### Written exercise
Repeat the entries word for word, from the line with "title-italic: Inoperative Community" up to and including the line with "bibliography-entry [4, 863, 956, 927]".

Page element annotations:

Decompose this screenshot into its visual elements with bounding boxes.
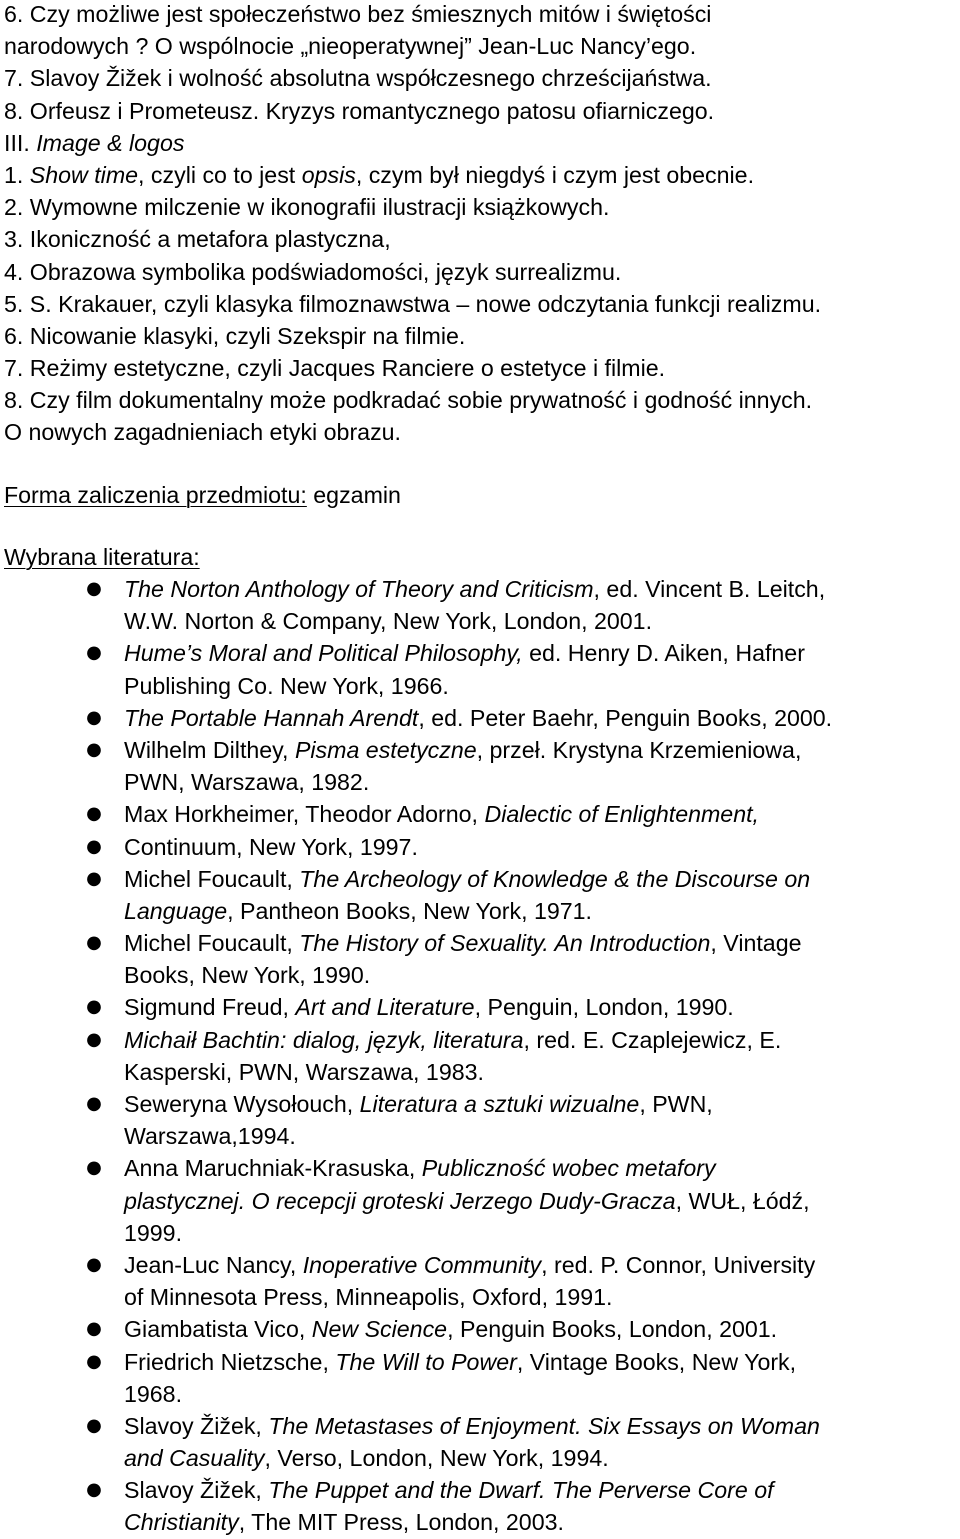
title-italic: Inoperative Community [302, 1251, 542, 1278]
bullet-icon: ● [86, 1479, 102, 1501]
bibliography-entry [4, 1088, 956, 1152]
section-number: III. [4, 129, 37, 156]
literature-heading [4, 541, 956, 573]
bibliography-entry [4, 863, 956, 927]
bibliography-line [124, 734, 956, 766]
title-italic: New Science [311, 1316, 448, 1343]
bibliography-line [124, 895, 956, 927]
bibliography-line [124, 637, 956, 669]
program-line: 6. Czy możliwe jest społeczeństwo bez śmiesznych mitów i świętości [4, 1, 712, 27]
citation-text: , WUŁ, Łódź, [675, 1187, 810, 1214]
item-text: , czym był niegdyś i czym jest obecnie. [355, 161, 755, 188]
bullet-icon: ● [86, 1253, 102, 1275]
title-italic: Hume’s Moral and Political Philosophy, [124, 640, 523, 667]
citation-text: , PWN, [639, 1091, 713, 1117]
title-italic: The Portable Hannah Arendt [124, 704, 419, 731]
citation-text: 1999. [124, 1219, 183, 1246]
title-italic: The Metastases of Enjoyment. Six Essays on Woman [268, 1412, 820, 1439]
citation-text: , red. P. Connor, University [541, 1251, 816, 1278]
citation-text: 1968. [124, 1380, 183, 1407]
bullet-icon: ● [86, 803, 102, 825]
bibliography-line [124, 959, 956, 991]
citation-text: , Penguin, London, 1990. [474, 994, 734, 1021]
section-heading [4, 127, 956, 159]
bullet-icon: ● [86, 1414, 102, 1436]
bibliography-line [124, 1474, 956, 1506]
title-italic: Christianity [124, 1509, 239, 1536]
bibliography-entry [4, 1024, 956, 1088]
citation-text: , The MIT Press, London, 2003. [238, 1509, 564, 1536]
bullet-icon: ● [86, 1157, 102, 1179]
assessment-value: egzamin [306, 481, 401, 508]
citation-text: ed. Henry D. Aiken, Hafner [522, 640, 805, 667]
citation-text: Seweryna Wysołouch, [124, 1091, 360, 1117]
citation-text: , Pantheon Books, New York, 1971. [227, 897, 592, 924]
citation-text: Wilhelm Dilthey, [124, 736, 295, 763]
bibliography-line [124, 605, 956, 637]
bullet-icon: ● [86, 642, 102, 664]
bibliography-entry [4, 1249, 956, 1313]
title-italic: The Will to Power [335, 1348, 517, 1375]
bullet-icon: ● [86, 578, 102, 599]
title-italic: Michaił Bachtin: dialog, język, literatura [124, 1026, 524, 1053]
citation-text: Jean-Luc Nancy, [124, 1251, 303, 1278]
program-line [4, 159, 956, 191]
title-italic: The Archeology of Knowledge & the Discourse on [299, 865, 811, 892]
bibliography-entry [4, 1346, 956, 1410]
bibliography-line [124, 1088, 956, 1120]
bibliography-entry [4, 702, 956, 734]
bibliography-entry [4, 831, 956, 863]
bullet-icon: ● [86, 1093, 102, 1114]
program-line: O nowych zagadnieniach etyki obrazu. [4, 419, 401, 446]
citation-text: W.W. Norton & Company, New York, London, 2001. [124, 608, 653, 635]
item-number: 1. [4, 161, 30, 188]
bibliography-line [124, 1249, 956, 1281]
program-line: narodowych ? O wspólnocie „nieoperatywnej” Jean-Luc Nancy’ego. [4, 33, 697, 60]
program-line: 4. Obrazowa symbolika podświadomości, język surrealizmu. [4, 258, 622, 285]
citation-text: Slavoy Žižek, [124, 1412, 269, 1439]
bibliography-line [124, 766, 956, 798]
bibliography-line [124, 573, 956, 605]
title-italic: Art and Literature [295, 994, 475, 1021]
title-italic: The History of Sexuality. An Introduction [299, 930, 711, 957]
bullet-icon: ● [86, 1318, 102, 1340]
citation-text: Sigmund Freud, [124, 994, 296, 1021]
literature-label: Wybrana literatura: [4, 543, 200, 570]
item-text: , czyli co to jest [138, 161, 302, 188]
assessment-label: Forma zaliczenia przedmiotu: [4, 481, 307, 508]
citation-text: of Minnesota Press, Minneapolis, Oxford, 1991. [124, 1284, 613, 1311]
citation-text: , przeł. Krystyna Krzemieniowa, [476, 736, 802, 763]
bibliography-entry [4, 798, 956, 830]
bibliography-line [124, 927, 956, 959]
bibliography-entry [4, 573, 956, 637]
bibliography-entry [4, 637, 956, 701]
bullet-icon: ● [86, 867, 102, 889]
bullet-icon: ● [86, 1350, 102, 1372]
program-line: 8. Czy film dokumentalny może podkradać sobie prywatność i godność innych. [4, 387, 813, 414]
bibliography-line [124, 1120, 956, 1152]
citation-text: , Vintage [710, 930, 802, 957]
program-line: 5. S. Krakauer, czyli klasyka filmoznawstwa – nowe odczytania funkcji realizmu. [4, 290, 822, 317]
title-italic: The Puppet and the Dwarf. The Perverse Core of [268, 1477, 774, 1504]
bibliography-entry [4, 1410, 956, 1474]
item-italic: opsis [301, 161, 356, 188]
bibliography-line [124, 670, 956, 702]
bibliography-line [124, 702, 956, 734]
bibliography-line [124, 1313, 956, 1345]
bibliography-line [124, 831, 956, 863]
citation-text: , ed. Peter Baehr, Penguin Books, 2000. [418, 704, 833, 731]
citation-text: , Vintage Books, New York, [516, 1348, 797, 1375]
title-italic: Language [124, 897, 228, 924]
title-italic: Publiczność wobec metafory [421, 1155, 716, 1182]
bibliography-line [124, 1185, 956, 1217]
bibliography-line [124, 1152, 956, 1184]
citation-text: Kasperski, PWN, Warszawa, 1983. [124, 1058, 484, 1085]
bibliography-line [124, 1378, 956, 1410]
bibliography-line [124, 863, 956, 895]
item-italic: Show time [29, 161, 139, 188]
bibliography-entry [4, 734, 956, 798]
bibliography-line [124, 1217, 956, 1249]
program-line: 6. Nicowanie klasyki, czyli Szekspir na filmie. [4, 322, 466, 349]
title-italic: and Casuality [124, 1445, 265, 1472]
title-italic: Pisma estetyczne [294, 736, 477, 763]
citation-text: Continuum, New York, 1997. [124, 833, 418, 860]
bullet-icon: ● [86, 996, 102, 1018]
bibliography-line [124, 1410, 956, 1442]
bibliography-list [4, 573, 956, 1539]
bullet-icon: ● [86, 1028, 102, 1050]
citation-text: , Penguin Books, London, 2001. [447, 1316, 778, 1343]
citation-text: Books, New York, 1990. [124, 962, 371, 989]
program-line: 8. Orfeusz i Prometeusz. Kryzys romantycznego patosu ofiarniczego. [4, 97, 715, 124]
title-italic: plastycznej. O recepcji groteski Jerzego Dudy-Gracza [124, 1187, 676, 1214]
citation-text: Anna Maruchniak-Krasuska, [124, 1155, 422, 1182]
bibliography-entry [4, 991, 956, 1023]
program-list [4, 0, 956, 449]
program-line: 7. Reżimy estetyczne, czyli Jacques Ranciere o estetyce i filmie. [4, 355, 666, 382]
bibliography-entry [4, 1313, 956, 1345]
citation-text: , red. E. Czaplejewicz, E. [523, 1026, 782, 1053]
bullet-icon: ● [86, 738, 102, 760]
citation-text: Warszawa,1994. [124, 1123, 296, 1150]
bullet-icon: ● [86, 932, 102, 954]
bibliography-line [124, 798, 956, 830]
citation-text: , Verso, London, New York, 1994. [264, 1445, 609, 1472]
citation-text: Friedrich Nietzsche, [124, 1348, 336, 1375]
title-italic: Dialectic of Enlightenment, [484, 801, 759, 828]
document-page [4, 0, 956, 1539]
bibliography-entry [4, 1474, 956, 1538]
title-italic: Literatura a sztuki wizualne [359, 1091, 640, 1117]
citation-text: Slavoy Žižek, [124, 1477, 269, 1504]
bibliography-line [124, 1024, 956, 1056]
program-line: 2. Wymowne milczenie w ikonografii ilustracji książkowych. [4, 194, 610, 221]
assessment-line [4, 479, 956, 511]
bibliography-line [124, 991, 956, 1023]
title-italic: The Norton Anthology of Theory and Criticism [124, 576, 594, 602]
bibliography-line [124, 1506, 956, 1538]
bullet-icon: ● [86, 706, 102, 728]
citation-text: Giambatista Vico, [124, 1316, 312, 1343]
citation-text: , ed. Vincent B. Leitch, [593, 576, 826, 602]
bibliography-entry [4, 927, 956, 991]
citation-text: Publishing Co. New York, 1966. [124, 672, 449, 699]
section-title: Image & logos [36, 129, 185, 156]
citation-text: PWN, Warszawa, 1982. [124, 769, 370, 796]
program-line: 3. Ikoniczność a metafora plastyczna, [4, 226, 391, 253]
citation-text: Michel Foucault, [124, 865, 300, 892]
bibliography-entry [4, 1152, 956, 1249]
citation-text: Michel Foucault, [124, 930, 300, 957]
bibliography-line [124, 1281, 956, 1313]
citation-text: Max Horkheimer, Theodor Adorno, [124, 801, 485, 828]
program-line: 7. Slavoy Žižek i wolność absolutna współczesnego chrześcijaństwa. [4, 65, 712, 92]
bibliography-line [124, 1346, 956, 1378]
bullet-icon: ● [86, 835, 102, 857]
bibliography-line [124, 1056, 956, 1088]
bibliography-line [124, 1442, 956, 1474]
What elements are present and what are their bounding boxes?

### Solution to this exercise
title-italic: Inoperative Community [302, 1251, 542, 1278]
bullet-icon: ● [86, 1479, 102, 1501]
bibliography-entry [4, 1088, 956, 1152]
section-number: III. [4, 129, 37, 156]
literature-heading [4, 541, 956, 573]
bibliography-entry [4, 863, 956, 927]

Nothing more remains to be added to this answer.